### Task prompt
Below are records to transcribe exactly, without their pictures.

### Source material
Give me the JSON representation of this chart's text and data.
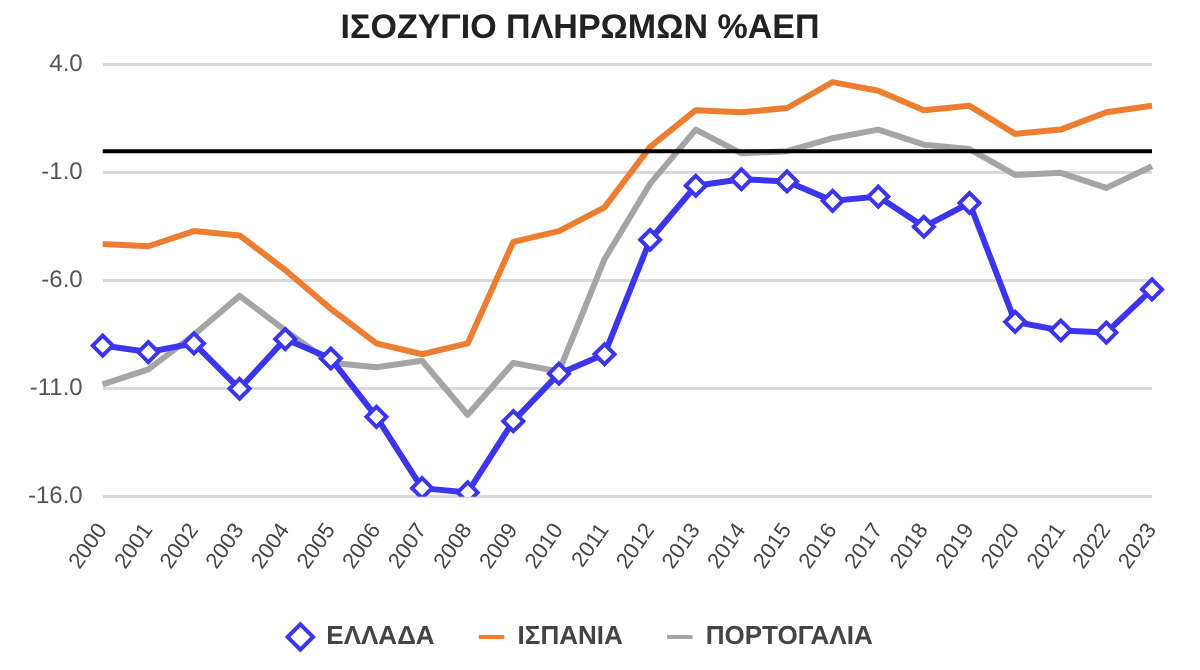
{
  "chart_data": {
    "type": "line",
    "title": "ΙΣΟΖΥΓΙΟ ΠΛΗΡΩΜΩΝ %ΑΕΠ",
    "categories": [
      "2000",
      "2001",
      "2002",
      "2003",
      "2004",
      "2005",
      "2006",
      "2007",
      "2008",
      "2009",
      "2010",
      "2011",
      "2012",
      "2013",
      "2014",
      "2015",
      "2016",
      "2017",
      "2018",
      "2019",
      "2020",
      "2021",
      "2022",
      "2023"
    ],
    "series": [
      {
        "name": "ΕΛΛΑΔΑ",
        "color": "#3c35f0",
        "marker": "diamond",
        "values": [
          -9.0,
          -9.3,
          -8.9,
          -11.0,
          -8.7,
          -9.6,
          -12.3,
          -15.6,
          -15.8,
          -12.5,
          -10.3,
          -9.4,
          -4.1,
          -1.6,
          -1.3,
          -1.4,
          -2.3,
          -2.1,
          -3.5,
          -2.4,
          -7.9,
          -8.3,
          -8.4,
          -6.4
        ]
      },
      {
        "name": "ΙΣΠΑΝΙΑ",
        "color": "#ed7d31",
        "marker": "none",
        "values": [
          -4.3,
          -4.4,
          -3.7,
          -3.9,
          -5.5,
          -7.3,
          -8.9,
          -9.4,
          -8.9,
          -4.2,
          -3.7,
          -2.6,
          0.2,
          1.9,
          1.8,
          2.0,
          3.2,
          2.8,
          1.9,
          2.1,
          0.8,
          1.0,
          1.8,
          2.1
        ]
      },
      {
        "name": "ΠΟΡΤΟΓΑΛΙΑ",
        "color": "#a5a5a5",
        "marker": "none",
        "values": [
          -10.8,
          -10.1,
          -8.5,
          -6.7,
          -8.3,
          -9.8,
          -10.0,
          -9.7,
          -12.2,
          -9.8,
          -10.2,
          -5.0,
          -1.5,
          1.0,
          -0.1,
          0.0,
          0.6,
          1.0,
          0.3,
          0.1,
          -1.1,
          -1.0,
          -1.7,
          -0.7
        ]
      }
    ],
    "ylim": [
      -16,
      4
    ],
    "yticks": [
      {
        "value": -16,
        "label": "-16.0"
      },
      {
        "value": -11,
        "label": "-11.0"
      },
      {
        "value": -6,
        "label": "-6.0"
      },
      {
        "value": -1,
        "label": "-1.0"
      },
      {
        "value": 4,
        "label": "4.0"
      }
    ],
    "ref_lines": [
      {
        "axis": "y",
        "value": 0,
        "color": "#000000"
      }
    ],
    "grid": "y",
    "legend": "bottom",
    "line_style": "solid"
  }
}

### Final result
Give me the JSON representation of this chart's text and data.
{
  "chart_data": {
    "type": "line",
    "title": "ΙΣΟΖΥΓΙΟ ΠΛΗΡΩΜΩΝ %ΑΕΠ",
    "categories": [
      "2000",
      "2001",
      "2002",
      "2003",
      "2004",
      "2005",
      "2006",
      "2007",
      "2008",
      "2009",
      "2010",
      "2011",
      "2012",
      "2013",
      "2014",
      "2015",
      "2016",
      "2017",
      "2018",
      "2019",
      "2020",
      "2021",
      "2022",
      "2023"
    ],
    "series": [
      {
        "name": "ΕΛΛΑΔΑ",
        "color": "#3c35f0",
        "marker": "diamond",
        "values": [
          -9.0,
          -9.3,
          -8.9,
          -11.0,
          -8.7,
          -9.6,
          -12.3,
          -15.6,
          -15.8,
          -12.5,
          -10.3,
          -9.4,
          -4.1,
          -1.6,
          -1.3,
          -1.4,
          -2.3,
          -2.1,
          -3.5,
          -2.4,
          -7.9,
          -8.3,
          -8.4,
          -6.4
        ]
      },
      {
        "name": "ΙΣΠΑΝΙΑ",
        "color": "#ed7d31",
        "marker": "none",
        "values": [
          -4.3,
          -4.4,
          -3.7,
          -3.9,
          -5.5,
          -7.3,
          -8.9,
          -9.4,
          -8.9,
          -4.2,
          -3.7,
          -2.6,
          0.2,
          1.9,
          1.8,
          2.0,
          3.2,
          2.8,
          1.9,
          2.1,
          0.8,
          1.0,
          1.8,
          2.1
        ]
      },
      {
        "name": "ΠΟΡΤΟΓΑΛΙΑ",
        "color": "#a5a5a5",
        "marker": "none",
        "values": [
          -10.8,
          -10.1,
          -8.5,
          -6.7,
          -8.3,
          -9.8,
          -10.0,
          -9.7,
          -12.2,
          -9.8,
          -10.2,
          -5.0,
          -1.5,
          1.0,
          -0.1,
          0.0,
          0.6,
          1.0,
          0.3,
          0.1,
          -1.1,
          -1.0,
          -1.7,
          -0.7
        ]
      }
    ],
    "ylim": [
      -16,
      4
    ],
    "yticks": [
      {
        "value": -16,
        "label": "-16.0"
      },
      {
        "value": -11,
        "label": "-11.0"
      },
      {
        "value": -6,
        "label": "-6.0"
      },
      {
        "value": -1,
        "label": "-1.0"
      },
      {
        "value": 4,
        "label": "4.0"
      }
    ],
    "ref_lines": [
      {
        "axis": "y",
        "value": 0,
        "color": "#000000"
      }
    ],
    "grid": "y",
    "legend": "bottom",
    "line_style": "solid"
  }
}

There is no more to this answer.